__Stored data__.
___

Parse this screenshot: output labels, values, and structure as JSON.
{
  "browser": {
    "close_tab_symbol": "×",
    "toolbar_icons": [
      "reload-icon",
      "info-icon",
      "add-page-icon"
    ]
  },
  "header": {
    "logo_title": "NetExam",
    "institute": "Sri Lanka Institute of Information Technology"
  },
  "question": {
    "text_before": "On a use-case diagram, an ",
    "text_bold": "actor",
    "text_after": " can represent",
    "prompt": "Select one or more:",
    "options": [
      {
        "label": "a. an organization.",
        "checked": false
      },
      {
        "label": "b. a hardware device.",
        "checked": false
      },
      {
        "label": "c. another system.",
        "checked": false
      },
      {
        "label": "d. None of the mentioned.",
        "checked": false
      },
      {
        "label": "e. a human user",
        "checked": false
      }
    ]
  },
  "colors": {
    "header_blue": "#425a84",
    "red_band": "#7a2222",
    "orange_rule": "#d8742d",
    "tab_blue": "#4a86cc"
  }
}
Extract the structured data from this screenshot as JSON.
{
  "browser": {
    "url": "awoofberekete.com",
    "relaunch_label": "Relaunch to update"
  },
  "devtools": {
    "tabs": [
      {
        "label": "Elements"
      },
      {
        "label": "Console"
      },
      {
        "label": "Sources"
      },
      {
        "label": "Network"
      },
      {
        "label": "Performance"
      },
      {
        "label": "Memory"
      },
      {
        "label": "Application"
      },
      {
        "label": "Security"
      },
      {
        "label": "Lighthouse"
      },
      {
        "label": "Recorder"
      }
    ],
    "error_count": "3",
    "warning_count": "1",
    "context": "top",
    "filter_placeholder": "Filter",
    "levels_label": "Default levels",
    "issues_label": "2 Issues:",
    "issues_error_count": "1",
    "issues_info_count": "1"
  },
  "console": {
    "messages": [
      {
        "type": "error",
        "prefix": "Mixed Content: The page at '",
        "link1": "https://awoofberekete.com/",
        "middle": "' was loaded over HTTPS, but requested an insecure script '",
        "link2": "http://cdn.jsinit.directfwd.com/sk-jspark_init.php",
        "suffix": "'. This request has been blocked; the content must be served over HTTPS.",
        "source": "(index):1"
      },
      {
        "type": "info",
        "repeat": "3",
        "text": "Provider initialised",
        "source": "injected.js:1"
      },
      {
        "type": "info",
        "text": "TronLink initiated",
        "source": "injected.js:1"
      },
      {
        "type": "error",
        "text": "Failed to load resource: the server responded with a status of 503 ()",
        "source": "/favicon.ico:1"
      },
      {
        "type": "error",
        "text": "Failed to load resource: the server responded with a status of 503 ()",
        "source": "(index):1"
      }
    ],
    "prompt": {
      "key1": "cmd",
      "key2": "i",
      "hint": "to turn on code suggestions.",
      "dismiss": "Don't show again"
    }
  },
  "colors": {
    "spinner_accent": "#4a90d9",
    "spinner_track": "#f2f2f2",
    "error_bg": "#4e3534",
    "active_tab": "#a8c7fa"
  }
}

___

In this exercise, repeat all entries exactly.

Parse this screenshot: output labels, values, and structure as JSON.
{
  "browser": {
    "close_tab_symbol": "×",
    "toolbar_icons": [
      "reload-icon",
      "info-icon",
      "add-page-icon"
    ]
  },
  "header": {
    "logo_title": "NetExam",
    "institute": "Sri Lanka Institute of Information Technology"
  },
  "question": {
    "text_before": "On a use-case diagram, an ",
    "text_bold": "actor",
    "text_after": " can represent",
    "prompt": "Select one or more:",
    "options": [
      {
        "label": "a. an organization.",
        "checked": false
      },
      {
        "label": "b. a hardware device.",
        "checked": false
      },
      {
        "label": "c. another system.",
        "checked": false
      },
      {
        "label": "d. None of the mentioned.",
        "checked": false
      },
      {
        "label": "e. a human user",
        "checked": false
      }
    ]
  },
  "colors": {
    "header_blue": "#425a84",
    "red_band": "#7a2222",
    "orange_rule": "#d8742d",
    "tab_blue": "#4a86cc"
  }
}
Extract the structured data from this screenshot as JSON.
{
  "browser": {
    "url": "awoofberekete.com",
    "relaunch_label": "Relaunch to update"
  },
  "devtools": {
    "tabs": [
      {
        "label": "Elements"
      },
      {
        "label": "Console"
      },
      {
        "label": "Sources"
      },
      {
        "label": "Network"
      },
      {
        "label": "Performance"
      },
      {
        "label": "Memory"
      },
      {
        "label": "Application"
      },
      {
        "label": "Security"
      },
      {
        "label": "Lighthouse"
      },
      {
        "label": "Recorder"
      }
    ],
    "error_count": "3",
    "warning_count": "1",
    "context": "top",
    "filter_placeholder": "Filter",
    "levels_label": "Default levels",
    "issues_label": "2 Issues:",
    "issues_error_count": "1",
    "issues_info_count": "1"
  },
  "console": {
    "messages": [
      {
        "type": "error",
        "prefix": "Mixed Content: The page at '",
        "link1": "https://awoofberekete.com/",
        "middle": "' was loaded over HTTPS, but requested an insecure script '",
        "link2": "http://cdn.jsinit.directfwd.com/sk-jspark_init.php",
        "suffix": "'. This request has been blocked; the content must be served over HTTPS.",
        "source": "(index):1"
      },
      {
        "type": "info",
        "repeat": "3",
        "text": "Provider initialised",
        "source": "injected.js:1"
      },
      {
        "type": "info",
        "text": "TronLink initiated",
        "source": "injected.js:1"
      },
      {
        "type": "error",
        "text": "Failed to load resource: the server responded with a status of 503 ()",
        "source": "/favicon.ico:1"
      },
      {
        "type": "error",
        "text": "Failed to load resource: the server responded with a status of 503 ()",
        "source": "(index):1"
      }
    ],
    "prompt": {
      "key1": "cmd",
      "key2": "i",
      "hint": "to turn on code suggestions.",
      "dismiss": "Don't show again"
    }
  },
  "colors": {
    "spinner_accent": "#4a90d9",
    "spinner_track": "#f2f2f2",
    "error_bg": "#4e3534",
    "active_tab": "#a8c7fa"
  }
}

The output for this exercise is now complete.